## Set problem
Scan the data beneath this task and copy each line that includes "иметь".

(Dataset rows)
>> start

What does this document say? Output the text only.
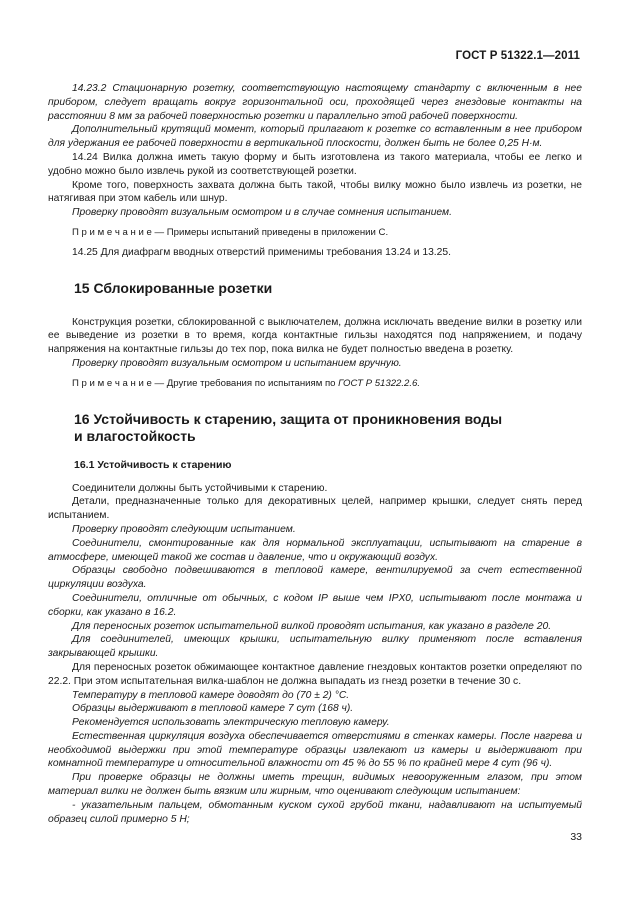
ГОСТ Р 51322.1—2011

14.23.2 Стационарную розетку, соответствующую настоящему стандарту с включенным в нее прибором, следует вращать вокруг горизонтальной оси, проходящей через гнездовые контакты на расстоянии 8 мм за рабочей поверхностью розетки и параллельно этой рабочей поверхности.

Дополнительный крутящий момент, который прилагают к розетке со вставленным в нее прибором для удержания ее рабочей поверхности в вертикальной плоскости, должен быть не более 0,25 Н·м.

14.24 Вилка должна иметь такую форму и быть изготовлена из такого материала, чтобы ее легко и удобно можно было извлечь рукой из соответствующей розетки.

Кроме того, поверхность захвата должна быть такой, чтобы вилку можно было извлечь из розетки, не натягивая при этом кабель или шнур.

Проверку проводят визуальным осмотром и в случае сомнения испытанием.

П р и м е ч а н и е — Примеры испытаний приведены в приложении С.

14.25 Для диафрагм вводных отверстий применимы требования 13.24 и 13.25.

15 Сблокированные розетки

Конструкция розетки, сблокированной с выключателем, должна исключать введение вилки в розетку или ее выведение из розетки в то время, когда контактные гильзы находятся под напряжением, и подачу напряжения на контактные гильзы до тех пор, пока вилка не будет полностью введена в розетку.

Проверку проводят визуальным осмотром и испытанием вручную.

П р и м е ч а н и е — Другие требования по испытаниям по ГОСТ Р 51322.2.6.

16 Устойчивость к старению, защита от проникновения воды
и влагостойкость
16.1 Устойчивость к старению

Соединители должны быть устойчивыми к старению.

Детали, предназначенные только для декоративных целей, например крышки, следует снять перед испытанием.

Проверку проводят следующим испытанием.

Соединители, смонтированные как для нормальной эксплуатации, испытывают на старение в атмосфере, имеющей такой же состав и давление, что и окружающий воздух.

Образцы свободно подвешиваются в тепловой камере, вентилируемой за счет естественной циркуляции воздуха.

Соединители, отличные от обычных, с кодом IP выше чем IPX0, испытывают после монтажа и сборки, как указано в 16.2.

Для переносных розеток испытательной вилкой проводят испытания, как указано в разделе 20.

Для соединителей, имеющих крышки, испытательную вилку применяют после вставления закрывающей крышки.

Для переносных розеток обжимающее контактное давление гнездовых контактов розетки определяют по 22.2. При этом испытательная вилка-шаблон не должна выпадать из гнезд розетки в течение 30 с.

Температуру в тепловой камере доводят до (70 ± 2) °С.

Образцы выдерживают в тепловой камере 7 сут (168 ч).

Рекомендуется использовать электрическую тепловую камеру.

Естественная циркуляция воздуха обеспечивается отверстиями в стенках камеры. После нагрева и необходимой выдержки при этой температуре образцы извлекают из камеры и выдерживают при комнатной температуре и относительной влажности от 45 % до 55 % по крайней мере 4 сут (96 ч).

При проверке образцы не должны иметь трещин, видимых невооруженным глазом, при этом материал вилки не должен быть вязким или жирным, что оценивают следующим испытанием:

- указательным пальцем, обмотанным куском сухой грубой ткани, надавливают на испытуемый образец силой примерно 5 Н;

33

>> end
>> start

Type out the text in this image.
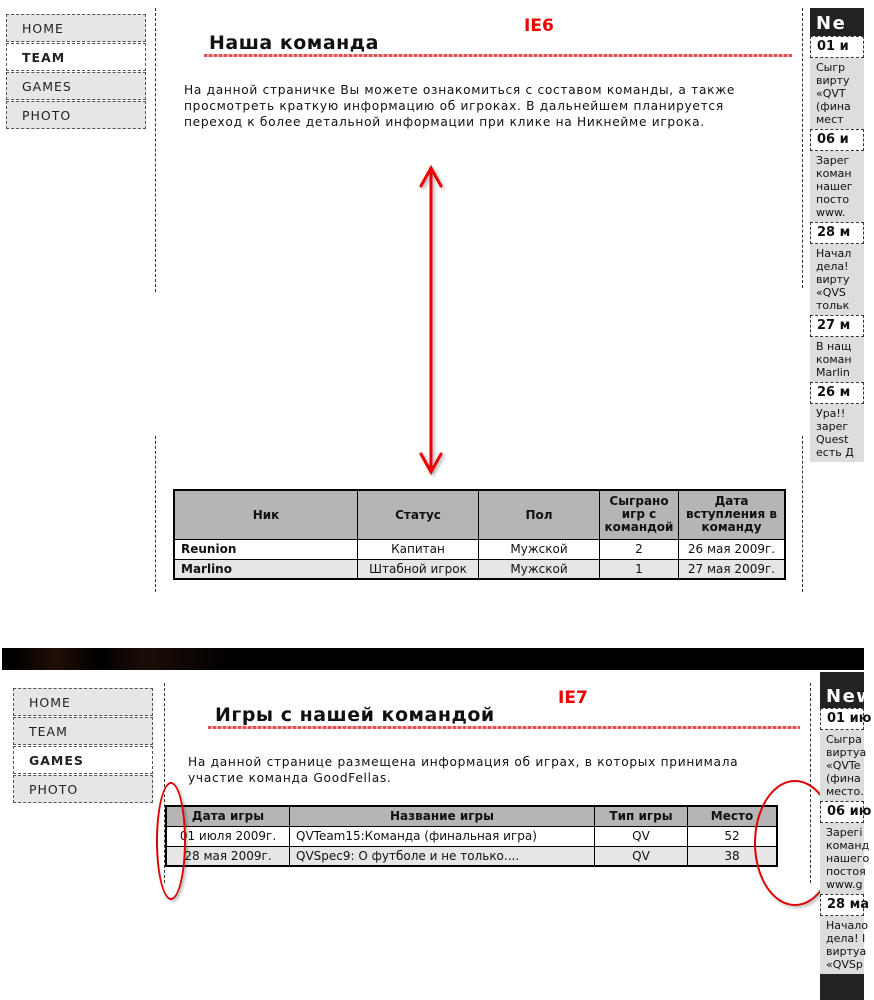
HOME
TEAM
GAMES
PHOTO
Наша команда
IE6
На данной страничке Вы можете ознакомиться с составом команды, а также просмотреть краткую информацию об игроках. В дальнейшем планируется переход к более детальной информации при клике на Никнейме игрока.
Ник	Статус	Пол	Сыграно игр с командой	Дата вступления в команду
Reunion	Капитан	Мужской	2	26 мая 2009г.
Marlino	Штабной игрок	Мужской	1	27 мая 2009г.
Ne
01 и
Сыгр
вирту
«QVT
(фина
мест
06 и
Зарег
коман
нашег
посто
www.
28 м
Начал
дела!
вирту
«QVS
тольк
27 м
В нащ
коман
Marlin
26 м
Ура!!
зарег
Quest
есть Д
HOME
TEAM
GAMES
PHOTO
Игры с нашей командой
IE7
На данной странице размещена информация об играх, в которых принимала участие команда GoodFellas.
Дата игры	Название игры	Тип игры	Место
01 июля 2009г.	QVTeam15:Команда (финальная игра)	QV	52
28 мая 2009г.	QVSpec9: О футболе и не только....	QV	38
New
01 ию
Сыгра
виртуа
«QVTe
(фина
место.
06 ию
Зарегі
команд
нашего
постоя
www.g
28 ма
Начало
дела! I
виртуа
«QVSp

>> end

## Finished exercise
14.24 Вилка должна иметь такую форму и быть изготовлена из такого материала, чтобы ее легко и удобно можно было извлечь рукой из соответствующей розетки.
При проверке образцы не должны иметь трещин, видимых невооруженным глазом, при этом материал вилки не должен быть вязким или жирным, что оценивают следующим испытанием:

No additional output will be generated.